→ Extracted data entries
============================================================

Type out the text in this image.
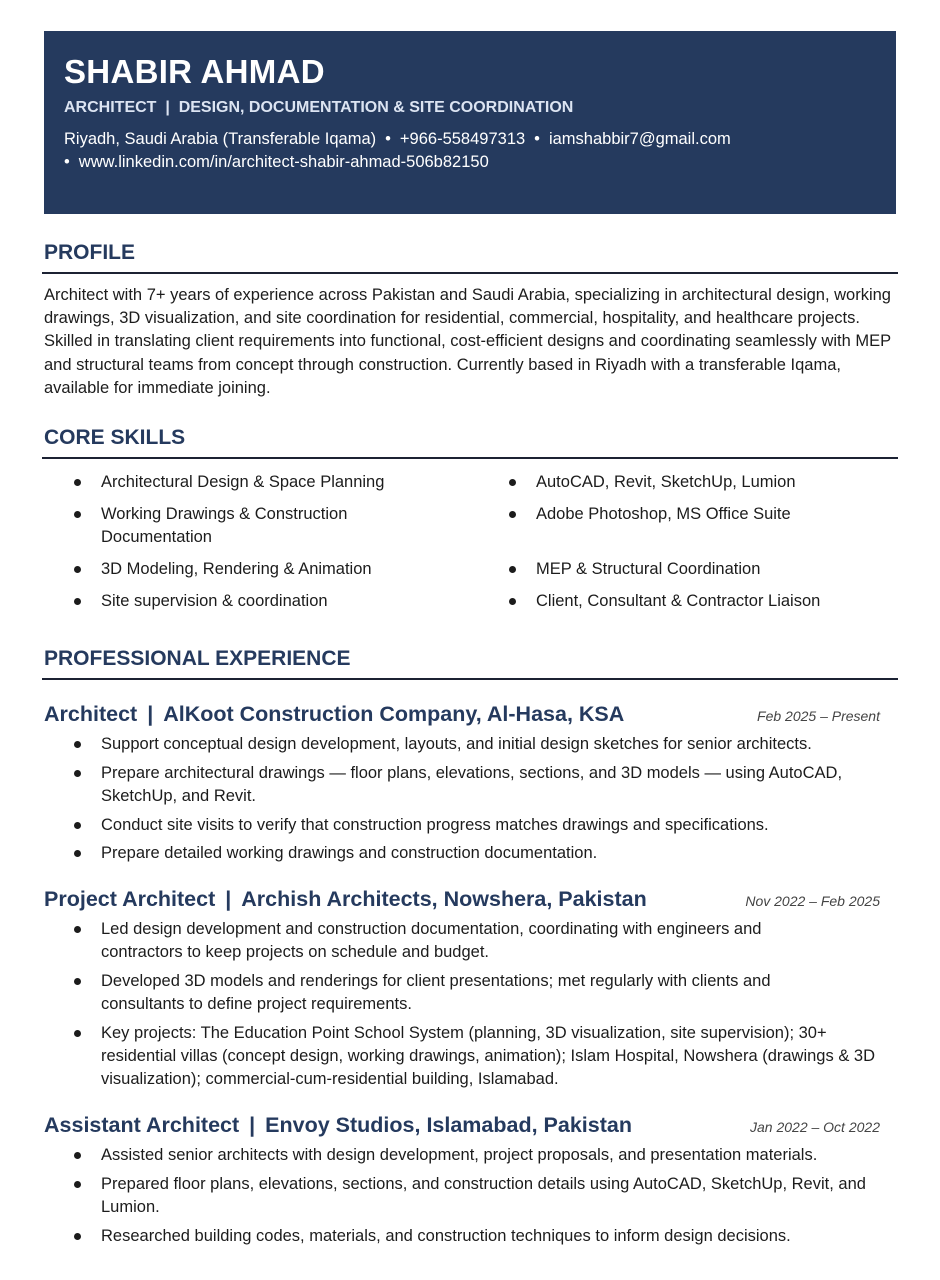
SHABIR AHMAD
ARCHITECT  |  DESIGN, DOCUMENTATION & SITE COORDINATION
Riyadh, Saudi Arabia (Transferable Iqama) • +966-558497313 • iamshabbir7@gmail.com
• www.linkedin.com/in/architect-shabir-ahmad-506b82150
PROFILE
Architect with 7+ years of experience across Pakistan and Saudi Arabia, specializing in architectural design, working drawings, 3D visualization, and site coordination for residential, commercial, hospitality, and healthcare projects. Skilled in translating client requirements into functional, cost-efficient designs and coordinating seamlessly with MEP and structural teams from concept through construction. Currently based in Riyadh with a transferable Iqama, available for immediate joining.
CORE SKILLS
Architectural Design & Space Planning	AutoCAD, Revit, SketchUp, Lumion
Working Drawings & Construction Documentation
Adobe Photoshop, MS Office Suite
3D Modeling, Rendering & Animation	MEP & Structural Coordination
Site supervision & coordination	Client, Consultant & Contractor Liaison
PROFESSIONAL EXPERIENCE
Architect | AlKoot Construction Company, Al-Hasa, KSA	Feb 2025 – Present
Support conceptual design development, layouts, and initial design sketches for senior architects.
Prepare architectural drawings — floor plans, elevations, sections, and 3D models — using AutoCAD, SketchUp, and Revit.
Conduct site visits to verify that construction progress matches drawings and specifications.
Prepare detailed working drawings and construction documentation.
Project Architect | Archish Architects, Nowshera, Pakistan	Nov 2022 – Feb 2025
Led design development and construction documentation, coordinating with engineers and contractors to keep projects on schedule and budget.
Developed 3D models and renderings for client presentations; met regularly with clients and consultants to define project requirements.
Key projects: The Education Point School System (planning, 3D visualization, site supervision); 30+ residential villas (concept design, working drawings, animation); Islam Hospital, Nowshera (drawings & 3D visualization); commercial-cum-residential building, Islamabad.
Assistant Architect | Envoy Studios, Islamabad, Pakistan	Jan 2022 – Oct 2022
Assisted senior architects with design development, project proposals, and presentation materials.
Prepared floor plans, elevations, sections, and construction details using AutoCAD, SketchUp, Revit, and Lumion.
Researched building codes, materials, and construction techniques to inform design decisions.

============================================================

→ Task directions
Copy every record character for character. Skip the pictures.

→ Complete answer
Type out the text in this image.
SHABIR AHMAD
ARCHITECT  |  DESIGN, DOCUMENTATION & SITE COORDINATION
Riyadh, Saudi Arabia (Transferable Iqama) • +966-558497313 • iamshabbir7@gmail.com
• www.linkedin.com/in/architect-shabir-ahmad-506b82150
PROFILE
Architect with 7+ years of experience across Pakistan and Saudi Arabia, specializing in architectural design, working drawings, 3D visualization, and site coordination for residential, commercial, hospitality, and healthcare projects. Skilled in translating client requirements into functional, cost-efficient designs and coordinating seamlessly with MEP and structural teams from concept through construction. Currently based in Riyadh with a transferable Iqama, available for immediate joining.
CORE SKILLS
Architectural Design & Space Planning	AutoCAD, Revit, SketchUp, Lumion
Working Drawings & Construction Documentation
Adobe Photoshop, MS Office Suite
3D Modeling, Rendering & Animation	MEP & Structural Coordination
Site supervision & coordination	Client, Consultant & Contractor Liaison
PROFESSIONAL EXPERIENCE
Architect | AlKoot Construction Company, Al-Hasa, KSA	Feb 2025 – Present
Support conceptual design development, layouts, and initial design sketches for senior architects.
Prepare architectural drawings — floor plans, elevations, sections, and 3D models — using AutoCAD, SketchUp, and Revit.
Conduct site visits to verify that construction progress matches drawings and specifications.
Prepare detailed working drawings and construction documentation.
Project Architect | Archish Architects, Nowshera, Pakistan	Nov 2022 – Feb 2025
Led design development and construction documentation, coordinating with engineers and contractors to keep projects on schedule and budget.
Developed 3D models and renderings for client presentations; met regularly with clients and consultants to define project requirements.
Key projects: The Education Point School System (planning, 3D visualization, site supervision); 30+ residential villas (concept design, working drawings, animation); Islam Hospital, Nowshera (drawings & 3D visualization); commercial-cum-residential building, Islamabad.
Assistant Architect | Envoy Studios, Islamabad, Pakistan	Jan 2022 – Oct 2022
Assisted senior architects with design development, project proposals, and presentation materials.
Prepared floor plans, elevations, sections, and construction details using AutoCAD, SketchUp, Revit, and Lumion.
Researched building codes, materials, and construction techniques to inform design decisions.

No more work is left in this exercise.